__Given task__: Keep the images out and copy every entry below exactly.

__Working data__:
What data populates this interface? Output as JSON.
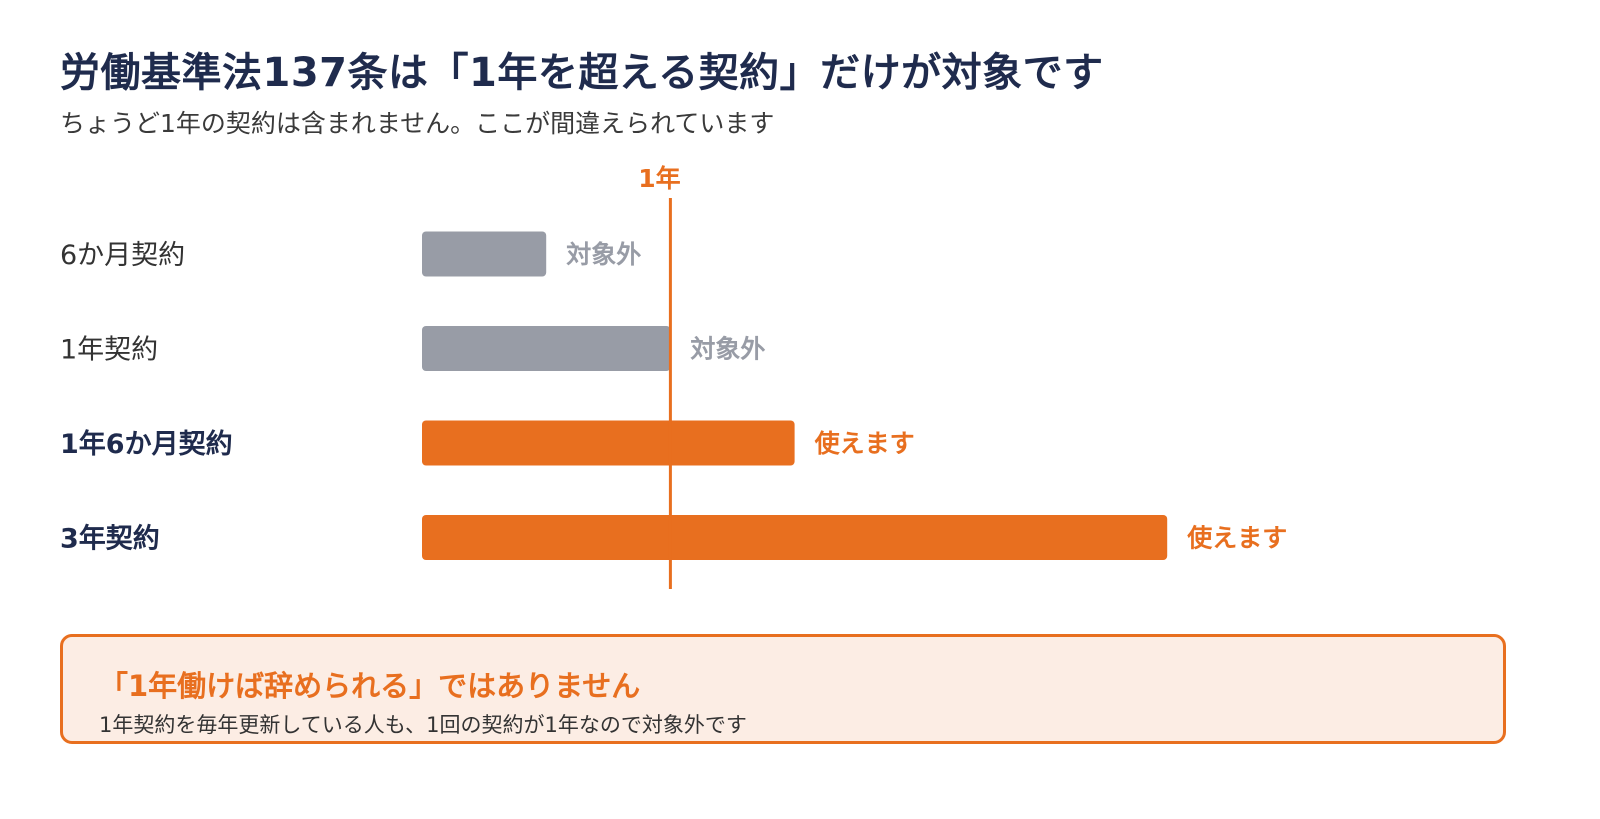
{
  "title": "労働基準法137条は「1年を超える契約」だけが対象です",
  "subtitle": "ちょうど1年の契約は含まれません。ここが間違えられています",
  "colors": {
    "navy": "#1f2b4d",
    "gray_bar": "#989ca6",
    "orange": "#e86f1f",
    "callout_bg": "#fcede4"
  },
  "chart_data": {
    "type": "bar",
    "orientation": "horizontal",
    "threshold": {
      "value": 12,
      "label": "1年"
    },
    "categories": [
      "6か月契約",
      "1年契約",
      "1年6か月契約",
      "3年契約"
    ],
    "values": [
      6,
      12,
      18,
      36
    ],
    "unit": "months",
    "annotations": [
      "対象外",
      "対象外",
      "使えます",
      "使えます"
    ],
    "highlighted": [
      false,
      false,
      true,
      true
    ]
  },
  "callout": {
    "title": "「1年働けば辞められる」ではありません",
    "body": "1年契約を毎年更新している人も、1回の契約が1年なので対象外です"
  }
}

__Response below__:
What data populates this interface? Output as JSON.
{
  "title": "労働基準法137条は「1年を超える契約」だけが対象です",
  "subtitle": "ちょうど1年の契約は含まれません。ここが間違えられています",
  "colors": {
    "navy": "#1f2b4d",
    "gray_bar": "#989ca6",
    "orange": "#e86f1f",
    "callout_bg": "#fcede4"
  },
  "chart_data": {
    "type": "bar",
    "orientation": "horizontal",
    "threshold": {
      "value": 12,
      "label": "1年"
    },
    "categories": [
      "6か月契約",
      "1年契約",
      "1年6か月契約",
      "3年契約"
    ],
    "values": [
      6,
      12,
      18,
      36
    ],
    "unit": "months",
    "annotations": [
      "対象外",
      "対象外",
      "使えます",
      "使えます"
    ],
    "highlighted": [
      false,
      false,
      true,
      true
    ]
  },
  "callout": {
    "title": "「1年働けば辞められる」ではありません",
    "body": "1年契約を毎年更新している人も、1回の契約が1年なので対象外です"
  }
}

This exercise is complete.